=== Task to complete ===
In the entries below, find the lines that contain the word "title" and copy them.

(Dataset entries)
'''

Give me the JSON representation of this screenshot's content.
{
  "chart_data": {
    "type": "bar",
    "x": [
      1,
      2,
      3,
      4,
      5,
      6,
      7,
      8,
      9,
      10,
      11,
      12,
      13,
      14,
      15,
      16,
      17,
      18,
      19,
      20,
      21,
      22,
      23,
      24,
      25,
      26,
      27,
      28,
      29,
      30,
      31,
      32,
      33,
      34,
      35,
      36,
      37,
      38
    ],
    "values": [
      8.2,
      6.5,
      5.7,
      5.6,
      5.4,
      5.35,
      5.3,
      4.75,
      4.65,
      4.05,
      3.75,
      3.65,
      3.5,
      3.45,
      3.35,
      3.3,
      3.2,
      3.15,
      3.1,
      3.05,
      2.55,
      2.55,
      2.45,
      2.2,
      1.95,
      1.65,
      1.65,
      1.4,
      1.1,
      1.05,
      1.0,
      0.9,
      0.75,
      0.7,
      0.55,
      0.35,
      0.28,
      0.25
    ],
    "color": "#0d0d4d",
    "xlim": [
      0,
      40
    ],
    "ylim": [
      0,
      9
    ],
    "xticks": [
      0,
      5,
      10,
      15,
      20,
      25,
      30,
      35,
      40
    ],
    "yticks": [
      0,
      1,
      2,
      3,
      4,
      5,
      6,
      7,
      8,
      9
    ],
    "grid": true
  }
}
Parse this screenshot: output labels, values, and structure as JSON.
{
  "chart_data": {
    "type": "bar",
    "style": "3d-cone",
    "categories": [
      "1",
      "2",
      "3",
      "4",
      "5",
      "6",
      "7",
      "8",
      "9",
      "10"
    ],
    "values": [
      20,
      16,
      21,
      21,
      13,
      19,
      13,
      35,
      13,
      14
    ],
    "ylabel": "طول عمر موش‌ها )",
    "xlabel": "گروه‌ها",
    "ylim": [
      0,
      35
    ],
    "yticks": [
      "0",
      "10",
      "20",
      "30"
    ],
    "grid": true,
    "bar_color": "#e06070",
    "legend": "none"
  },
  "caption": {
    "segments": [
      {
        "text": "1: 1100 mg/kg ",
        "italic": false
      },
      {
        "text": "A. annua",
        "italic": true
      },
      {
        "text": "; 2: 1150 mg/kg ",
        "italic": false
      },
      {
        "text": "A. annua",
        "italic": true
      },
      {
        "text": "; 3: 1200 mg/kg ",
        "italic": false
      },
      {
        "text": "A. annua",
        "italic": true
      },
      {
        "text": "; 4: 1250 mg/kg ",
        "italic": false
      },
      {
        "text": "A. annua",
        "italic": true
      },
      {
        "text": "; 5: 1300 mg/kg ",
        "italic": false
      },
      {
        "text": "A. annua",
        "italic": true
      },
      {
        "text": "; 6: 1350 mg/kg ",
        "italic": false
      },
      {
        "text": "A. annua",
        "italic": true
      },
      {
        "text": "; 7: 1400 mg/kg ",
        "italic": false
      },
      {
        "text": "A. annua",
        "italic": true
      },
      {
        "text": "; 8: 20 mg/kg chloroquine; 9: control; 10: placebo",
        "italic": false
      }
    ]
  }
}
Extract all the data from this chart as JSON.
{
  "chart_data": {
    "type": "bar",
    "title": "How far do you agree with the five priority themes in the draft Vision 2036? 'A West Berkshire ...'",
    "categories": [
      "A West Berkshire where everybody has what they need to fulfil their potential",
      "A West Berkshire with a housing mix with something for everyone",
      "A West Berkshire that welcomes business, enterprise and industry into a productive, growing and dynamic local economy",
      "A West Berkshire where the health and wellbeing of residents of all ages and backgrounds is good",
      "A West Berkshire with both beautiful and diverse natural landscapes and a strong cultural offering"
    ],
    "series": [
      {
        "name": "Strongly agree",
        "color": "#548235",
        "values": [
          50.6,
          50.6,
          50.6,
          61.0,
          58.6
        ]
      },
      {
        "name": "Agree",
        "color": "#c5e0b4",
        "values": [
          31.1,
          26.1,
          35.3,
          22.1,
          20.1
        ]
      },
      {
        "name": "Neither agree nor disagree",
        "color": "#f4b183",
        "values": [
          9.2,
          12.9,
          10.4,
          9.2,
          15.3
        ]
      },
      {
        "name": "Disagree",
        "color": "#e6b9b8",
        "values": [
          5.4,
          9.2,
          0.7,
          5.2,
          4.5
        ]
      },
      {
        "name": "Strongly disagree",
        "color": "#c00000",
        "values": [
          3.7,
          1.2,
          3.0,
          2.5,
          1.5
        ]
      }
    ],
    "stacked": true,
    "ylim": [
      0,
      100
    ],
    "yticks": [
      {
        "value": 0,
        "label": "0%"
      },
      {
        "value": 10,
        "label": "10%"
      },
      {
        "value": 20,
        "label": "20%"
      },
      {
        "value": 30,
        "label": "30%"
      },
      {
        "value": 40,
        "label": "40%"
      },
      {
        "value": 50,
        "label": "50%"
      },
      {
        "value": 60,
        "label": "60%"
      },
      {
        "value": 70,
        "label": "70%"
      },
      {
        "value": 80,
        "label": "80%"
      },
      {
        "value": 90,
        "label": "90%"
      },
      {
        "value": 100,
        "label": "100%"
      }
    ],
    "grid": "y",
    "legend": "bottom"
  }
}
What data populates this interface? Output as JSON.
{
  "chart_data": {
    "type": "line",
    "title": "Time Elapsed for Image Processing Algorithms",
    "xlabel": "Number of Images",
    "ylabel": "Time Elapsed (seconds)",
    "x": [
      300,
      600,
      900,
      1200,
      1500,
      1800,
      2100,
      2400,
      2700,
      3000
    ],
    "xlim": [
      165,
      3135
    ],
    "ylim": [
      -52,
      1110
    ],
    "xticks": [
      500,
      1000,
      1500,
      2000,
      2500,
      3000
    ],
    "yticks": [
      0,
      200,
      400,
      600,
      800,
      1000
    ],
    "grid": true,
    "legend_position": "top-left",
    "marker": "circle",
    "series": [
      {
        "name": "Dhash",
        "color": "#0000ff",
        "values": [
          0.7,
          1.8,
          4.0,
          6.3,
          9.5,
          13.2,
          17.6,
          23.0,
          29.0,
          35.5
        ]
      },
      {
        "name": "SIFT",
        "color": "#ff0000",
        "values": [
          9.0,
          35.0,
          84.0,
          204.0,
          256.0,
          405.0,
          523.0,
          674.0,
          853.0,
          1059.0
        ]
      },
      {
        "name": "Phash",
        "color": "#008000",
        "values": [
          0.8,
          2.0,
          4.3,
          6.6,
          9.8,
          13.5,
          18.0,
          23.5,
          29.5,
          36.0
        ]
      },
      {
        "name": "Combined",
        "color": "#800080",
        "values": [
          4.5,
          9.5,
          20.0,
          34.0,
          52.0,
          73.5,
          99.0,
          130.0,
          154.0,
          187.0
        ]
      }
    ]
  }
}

'''

=== Completed task ===
    "title": "How far do you agree with the five priority themes in the draft Vision 2036? 'A West Berkshire ...'",
    "title": "Time Elapsed for Image Processing Algorithms",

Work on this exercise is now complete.